§ **WORK TO DO**
Show, in full, each line of the data that contains "meals".

────────────────────

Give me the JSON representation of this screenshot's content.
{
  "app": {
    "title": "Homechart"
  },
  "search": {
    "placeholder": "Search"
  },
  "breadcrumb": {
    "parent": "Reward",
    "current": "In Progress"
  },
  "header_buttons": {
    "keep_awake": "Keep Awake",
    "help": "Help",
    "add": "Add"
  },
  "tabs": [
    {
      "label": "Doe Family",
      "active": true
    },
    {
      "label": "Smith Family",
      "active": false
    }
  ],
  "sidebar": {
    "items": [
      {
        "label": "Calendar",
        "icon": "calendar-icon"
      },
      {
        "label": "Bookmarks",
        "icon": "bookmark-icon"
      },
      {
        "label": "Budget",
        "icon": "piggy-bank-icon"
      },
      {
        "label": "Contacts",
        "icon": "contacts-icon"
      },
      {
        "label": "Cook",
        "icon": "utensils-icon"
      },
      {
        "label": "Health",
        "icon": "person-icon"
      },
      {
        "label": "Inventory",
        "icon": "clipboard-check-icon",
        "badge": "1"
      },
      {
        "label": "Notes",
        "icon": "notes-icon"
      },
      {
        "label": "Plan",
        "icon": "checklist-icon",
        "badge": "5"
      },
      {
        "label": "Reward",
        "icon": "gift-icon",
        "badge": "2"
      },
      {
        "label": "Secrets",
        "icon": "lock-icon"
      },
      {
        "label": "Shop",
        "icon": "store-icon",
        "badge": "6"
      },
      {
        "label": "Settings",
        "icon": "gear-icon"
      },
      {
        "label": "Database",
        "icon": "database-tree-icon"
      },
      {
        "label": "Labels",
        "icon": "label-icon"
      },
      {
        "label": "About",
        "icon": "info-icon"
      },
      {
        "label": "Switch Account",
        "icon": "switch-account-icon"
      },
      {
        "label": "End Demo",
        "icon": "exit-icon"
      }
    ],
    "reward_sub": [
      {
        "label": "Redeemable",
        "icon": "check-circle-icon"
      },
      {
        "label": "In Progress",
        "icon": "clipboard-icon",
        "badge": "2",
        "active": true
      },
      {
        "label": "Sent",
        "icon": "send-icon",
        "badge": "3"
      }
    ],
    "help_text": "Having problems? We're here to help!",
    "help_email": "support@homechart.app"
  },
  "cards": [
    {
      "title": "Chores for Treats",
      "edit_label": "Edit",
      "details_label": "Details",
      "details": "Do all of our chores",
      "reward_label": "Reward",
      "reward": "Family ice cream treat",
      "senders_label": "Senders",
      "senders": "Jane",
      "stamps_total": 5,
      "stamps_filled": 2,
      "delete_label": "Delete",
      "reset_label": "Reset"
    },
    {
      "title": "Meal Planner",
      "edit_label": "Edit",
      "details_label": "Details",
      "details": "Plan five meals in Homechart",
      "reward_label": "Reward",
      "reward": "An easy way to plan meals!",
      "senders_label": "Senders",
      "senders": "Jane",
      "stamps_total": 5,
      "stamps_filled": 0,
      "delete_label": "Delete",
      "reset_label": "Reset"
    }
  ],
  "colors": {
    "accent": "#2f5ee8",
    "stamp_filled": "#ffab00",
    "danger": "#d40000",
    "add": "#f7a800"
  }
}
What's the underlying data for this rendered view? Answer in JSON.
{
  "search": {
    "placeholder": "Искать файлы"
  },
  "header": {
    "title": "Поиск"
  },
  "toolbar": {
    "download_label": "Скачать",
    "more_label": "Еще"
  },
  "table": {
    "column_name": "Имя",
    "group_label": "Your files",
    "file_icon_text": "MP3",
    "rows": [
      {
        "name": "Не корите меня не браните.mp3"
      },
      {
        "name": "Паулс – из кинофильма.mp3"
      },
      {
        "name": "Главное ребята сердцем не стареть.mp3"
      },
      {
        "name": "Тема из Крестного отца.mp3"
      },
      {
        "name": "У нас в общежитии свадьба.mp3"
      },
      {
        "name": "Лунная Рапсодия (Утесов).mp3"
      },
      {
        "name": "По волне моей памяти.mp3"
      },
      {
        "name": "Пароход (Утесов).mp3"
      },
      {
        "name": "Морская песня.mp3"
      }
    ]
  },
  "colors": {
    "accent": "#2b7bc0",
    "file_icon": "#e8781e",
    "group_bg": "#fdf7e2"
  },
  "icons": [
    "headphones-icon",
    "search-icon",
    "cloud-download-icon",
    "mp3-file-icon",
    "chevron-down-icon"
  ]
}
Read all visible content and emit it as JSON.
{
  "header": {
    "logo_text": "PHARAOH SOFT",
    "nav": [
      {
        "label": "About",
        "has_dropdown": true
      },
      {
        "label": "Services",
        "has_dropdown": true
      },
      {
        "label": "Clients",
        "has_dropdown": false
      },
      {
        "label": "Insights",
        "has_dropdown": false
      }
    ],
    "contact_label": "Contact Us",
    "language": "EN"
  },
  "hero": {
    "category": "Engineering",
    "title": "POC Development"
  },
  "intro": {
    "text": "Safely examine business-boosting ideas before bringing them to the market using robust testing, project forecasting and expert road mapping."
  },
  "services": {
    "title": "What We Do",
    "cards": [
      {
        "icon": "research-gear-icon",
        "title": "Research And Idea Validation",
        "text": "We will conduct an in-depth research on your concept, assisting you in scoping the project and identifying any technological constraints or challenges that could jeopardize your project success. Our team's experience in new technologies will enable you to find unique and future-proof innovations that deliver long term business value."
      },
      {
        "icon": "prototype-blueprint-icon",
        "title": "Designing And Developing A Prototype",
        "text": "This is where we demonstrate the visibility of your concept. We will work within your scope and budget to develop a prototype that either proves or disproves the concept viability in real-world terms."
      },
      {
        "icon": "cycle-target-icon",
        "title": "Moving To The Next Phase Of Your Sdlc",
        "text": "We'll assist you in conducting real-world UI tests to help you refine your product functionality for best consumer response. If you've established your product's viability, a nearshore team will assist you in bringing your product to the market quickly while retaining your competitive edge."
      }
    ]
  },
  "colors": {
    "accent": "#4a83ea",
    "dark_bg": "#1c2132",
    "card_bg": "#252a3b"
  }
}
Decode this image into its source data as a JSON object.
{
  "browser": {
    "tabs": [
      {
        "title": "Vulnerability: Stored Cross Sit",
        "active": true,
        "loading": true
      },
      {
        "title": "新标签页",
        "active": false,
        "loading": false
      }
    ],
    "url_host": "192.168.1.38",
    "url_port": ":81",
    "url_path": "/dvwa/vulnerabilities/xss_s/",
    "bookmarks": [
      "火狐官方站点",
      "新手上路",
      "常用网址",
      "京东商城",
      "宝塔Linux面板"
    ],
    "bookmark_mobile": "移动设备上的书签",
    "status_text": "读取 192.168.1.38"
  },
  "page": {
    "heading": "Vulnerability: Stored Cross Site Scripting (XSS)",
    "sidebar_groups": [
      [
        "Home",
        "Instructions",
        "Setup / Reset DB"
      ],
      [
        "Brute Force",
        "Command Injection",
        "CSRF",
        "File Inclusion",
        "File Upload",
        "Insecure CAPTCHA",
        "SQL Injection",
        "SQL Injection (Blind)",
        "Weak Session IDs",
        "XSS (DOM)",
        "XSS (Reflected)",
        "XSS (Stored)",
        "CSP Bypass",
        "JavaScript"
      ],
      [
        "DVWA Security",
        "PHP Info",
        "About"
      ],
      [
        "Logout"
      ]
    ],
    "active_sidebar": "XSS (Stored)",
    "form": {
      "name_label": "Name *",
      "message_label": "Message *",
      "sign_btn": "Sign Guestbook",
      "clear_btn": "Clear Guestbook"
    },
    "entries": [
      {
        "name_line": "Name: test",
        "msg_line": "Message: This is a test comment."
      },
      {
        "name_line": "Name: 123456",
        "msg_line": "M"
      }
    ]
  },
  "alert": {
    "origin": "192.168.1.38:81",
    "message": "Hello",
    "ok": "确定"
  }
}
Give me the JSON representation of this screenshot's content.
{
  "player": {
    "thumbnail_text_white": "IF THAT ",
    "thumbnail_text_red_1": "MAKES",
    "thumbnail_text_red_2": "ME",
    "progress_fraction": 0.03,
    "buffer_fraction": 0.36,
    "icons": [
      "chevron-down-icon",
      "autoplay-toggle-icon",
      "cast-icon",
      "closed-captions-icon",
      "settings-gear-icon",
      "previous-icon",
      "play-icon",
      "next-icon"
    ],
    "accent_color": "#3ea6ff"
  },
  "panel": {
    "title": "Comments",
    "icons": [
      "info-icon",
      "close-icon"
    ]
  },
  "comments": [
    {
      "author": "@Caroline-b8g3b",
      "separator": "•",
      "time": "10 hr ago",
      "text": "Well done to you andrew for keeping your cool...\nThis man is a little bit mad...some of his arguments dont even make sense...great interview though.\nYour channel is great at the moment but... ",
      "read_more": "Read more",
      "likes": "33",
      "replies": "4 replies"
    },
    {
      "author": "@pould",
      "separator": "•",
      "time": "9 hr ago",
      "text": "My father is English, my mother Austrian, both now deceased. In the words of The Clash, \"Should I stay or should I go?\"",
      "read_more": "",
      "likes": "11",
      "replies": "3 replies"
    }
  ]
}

────────────────────

§ **OUTPUT**
      "details": "Plan five meals in Homechart",
      "reward": "An easy way to plan meals!",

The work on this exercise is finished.